Lines containing the string "source" are to be collected in full.
• • • • • • •
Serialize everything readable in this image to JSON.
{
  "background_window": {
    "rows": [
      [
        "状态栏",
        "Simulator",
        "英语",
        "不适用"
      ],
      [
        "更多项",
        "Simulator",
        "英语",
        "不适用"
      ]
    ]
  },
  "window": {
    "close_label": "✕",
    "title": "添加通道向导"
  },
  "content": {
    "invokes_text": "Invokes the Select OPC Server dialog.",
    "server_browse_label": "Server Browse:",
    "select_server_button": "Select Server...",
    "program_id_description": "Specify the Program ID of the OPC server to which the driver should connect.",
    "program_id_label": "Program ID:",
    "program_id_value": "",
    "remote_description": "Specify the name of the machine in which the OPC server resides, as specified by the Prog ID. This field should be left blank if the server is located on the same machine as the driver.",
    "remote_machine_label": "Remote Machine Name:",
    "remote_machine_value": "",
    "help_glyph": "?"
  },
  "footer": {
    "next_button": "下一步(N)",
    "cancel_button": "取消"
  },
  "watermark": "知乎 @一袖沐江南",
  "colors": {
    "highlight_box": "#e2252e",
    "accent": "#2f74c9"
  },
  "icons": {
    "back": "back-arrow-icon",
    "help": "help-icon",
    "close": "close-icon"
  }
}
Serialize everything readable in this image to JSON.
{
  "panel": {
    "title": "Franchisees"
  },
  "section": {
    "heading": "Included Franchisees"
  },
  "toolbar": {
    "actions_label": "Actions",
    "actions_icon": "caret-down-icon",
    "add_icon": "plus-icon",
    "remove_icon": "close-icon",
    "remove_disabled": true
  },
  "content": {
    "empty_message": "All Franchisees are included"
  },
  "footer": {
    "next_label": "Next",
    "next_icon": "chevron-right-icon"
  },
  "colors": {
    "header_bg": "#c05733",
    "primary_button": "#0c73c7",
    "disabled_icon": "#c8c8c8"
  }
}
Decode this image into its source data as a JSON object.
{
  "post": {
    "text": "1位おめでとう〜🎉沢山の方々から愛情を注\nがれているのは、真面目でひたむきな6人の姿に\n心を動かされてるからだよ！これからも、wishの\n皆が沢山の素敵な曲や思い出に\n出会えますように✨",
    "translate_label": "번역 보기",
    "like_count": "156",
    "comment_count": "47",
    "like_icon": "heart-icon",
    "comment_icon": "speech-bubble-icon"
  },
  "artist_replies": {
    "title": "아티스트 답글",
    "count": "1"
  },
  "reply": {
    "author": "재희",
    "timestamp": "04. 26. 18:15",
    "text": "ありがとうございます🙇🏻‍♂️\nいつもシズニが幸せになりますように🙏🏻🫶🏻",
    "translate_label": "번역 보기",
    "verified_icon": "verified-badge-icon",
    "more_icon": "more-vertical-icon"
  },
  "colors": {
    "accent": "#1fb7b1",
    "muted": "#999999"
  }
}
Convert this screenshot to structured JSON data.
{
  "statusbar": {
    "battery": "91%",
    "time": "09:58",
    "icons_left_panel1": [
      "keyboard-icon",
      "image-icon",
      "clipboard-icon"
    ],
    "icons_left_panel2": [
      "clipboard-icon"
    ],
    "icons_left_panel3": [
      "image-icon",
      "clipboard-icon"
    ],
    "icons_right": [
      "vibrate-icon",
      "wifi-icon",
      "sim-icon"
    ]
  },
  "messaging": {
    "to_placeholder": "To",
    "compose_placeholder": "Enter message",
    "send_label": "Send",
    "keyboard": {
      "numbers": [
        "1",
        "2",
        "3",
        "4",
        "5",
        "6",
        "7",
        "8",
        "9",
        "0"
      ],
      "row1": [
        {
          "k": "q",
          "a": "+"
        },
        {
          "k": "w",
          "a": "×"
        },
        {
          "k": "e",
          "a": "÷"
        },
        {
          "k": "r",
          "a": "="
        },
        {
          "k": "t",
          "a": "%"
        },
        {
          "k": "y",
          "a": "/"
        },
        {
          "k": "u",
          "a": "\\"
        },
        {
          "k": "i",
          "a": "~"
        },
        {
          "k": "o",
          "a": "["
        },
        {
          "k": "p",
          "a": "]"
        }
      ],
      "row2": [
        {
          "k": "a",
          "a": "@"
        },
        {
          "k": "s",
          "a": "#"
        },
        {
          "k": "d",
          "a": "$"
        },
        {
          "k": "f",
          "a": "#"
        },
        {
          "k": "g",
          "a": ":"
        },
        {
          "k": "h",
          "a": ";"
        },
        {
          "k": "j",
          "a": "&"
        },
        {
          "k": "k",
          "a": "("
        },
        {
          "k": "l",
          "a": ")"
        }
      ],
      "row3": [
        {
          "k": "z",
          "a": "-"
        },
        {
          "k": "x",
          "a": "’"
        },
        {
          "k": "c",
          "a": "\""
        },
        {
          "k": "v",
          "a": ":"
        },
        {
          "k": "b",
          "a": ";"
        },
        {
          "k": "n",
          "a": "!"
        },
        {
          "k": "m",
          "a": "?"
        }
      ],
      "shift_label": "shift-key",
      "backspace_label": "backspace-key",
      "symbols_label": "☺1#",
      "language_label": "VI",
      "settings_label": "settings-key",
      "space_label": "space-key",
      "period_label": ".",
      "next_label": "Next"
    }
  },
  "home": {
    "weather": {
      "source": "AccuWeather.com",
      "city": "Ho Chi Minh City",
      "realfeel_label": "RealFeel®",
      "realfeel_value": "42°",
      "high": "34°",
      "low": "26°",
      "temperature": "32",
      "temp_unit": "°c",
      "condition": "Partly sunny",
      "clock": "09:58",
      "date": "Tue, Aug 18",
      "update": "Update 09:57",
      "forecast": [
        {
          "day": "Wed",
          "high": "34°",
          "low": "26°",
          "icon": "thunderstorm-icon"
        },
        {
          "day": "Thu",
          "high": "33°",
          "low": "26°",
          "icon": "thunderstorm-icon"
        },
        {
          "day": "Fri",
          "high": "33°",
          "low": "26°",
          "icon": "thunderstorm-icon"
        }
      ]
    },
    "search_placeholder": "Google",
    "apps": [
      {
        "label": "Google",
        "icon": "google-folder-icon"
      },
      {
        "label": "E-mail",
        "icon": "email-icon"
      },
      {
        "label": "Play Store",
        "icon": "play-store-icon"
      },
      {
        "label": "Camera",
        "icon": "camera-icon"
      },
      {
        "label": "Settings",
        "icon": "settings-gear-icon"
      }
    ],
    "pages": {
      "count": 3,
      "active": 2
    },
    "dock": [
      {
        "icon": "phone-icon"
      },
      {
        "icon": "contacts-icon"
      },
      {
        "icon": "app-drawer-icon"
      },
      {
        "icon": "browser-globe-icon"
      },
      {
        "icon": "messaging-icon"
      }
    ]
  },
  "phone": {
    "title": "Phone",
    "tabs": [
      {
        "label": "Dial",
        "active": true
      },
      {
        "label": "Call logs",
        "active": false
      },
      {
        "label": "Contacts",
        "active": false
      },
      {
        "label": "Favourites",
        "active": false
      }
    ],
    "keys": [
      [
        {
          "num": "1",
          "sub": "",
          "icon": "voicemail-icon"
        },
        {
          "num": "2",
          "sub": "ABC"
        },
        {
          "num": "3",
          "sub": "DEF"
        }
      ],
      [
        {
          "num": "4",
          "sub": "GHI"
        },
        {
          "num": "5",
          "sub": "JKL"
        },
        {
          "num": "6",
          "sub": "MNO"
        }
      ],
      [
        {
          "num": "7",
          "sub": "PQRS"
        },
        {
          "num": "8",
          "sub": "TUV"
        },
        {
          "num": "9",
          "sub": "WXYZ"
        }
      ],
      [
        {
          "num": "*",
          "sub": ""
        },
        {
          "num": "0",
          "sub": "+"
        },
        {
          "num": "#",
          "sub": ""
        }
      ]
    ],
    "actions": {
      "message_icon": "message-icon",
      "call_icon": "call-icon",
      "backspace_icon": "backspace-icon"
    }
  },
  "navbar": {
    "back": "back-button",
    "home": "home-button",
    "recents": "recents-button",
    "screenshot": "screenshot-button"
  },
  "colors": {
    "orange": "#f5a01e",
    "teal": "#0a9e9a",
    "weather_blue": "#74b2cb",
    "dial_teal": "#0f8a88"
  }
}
• • • • • • •
Response to the exercise »
Decode this image into its source data as a JSON object.
      "source": "AccuWeather.com",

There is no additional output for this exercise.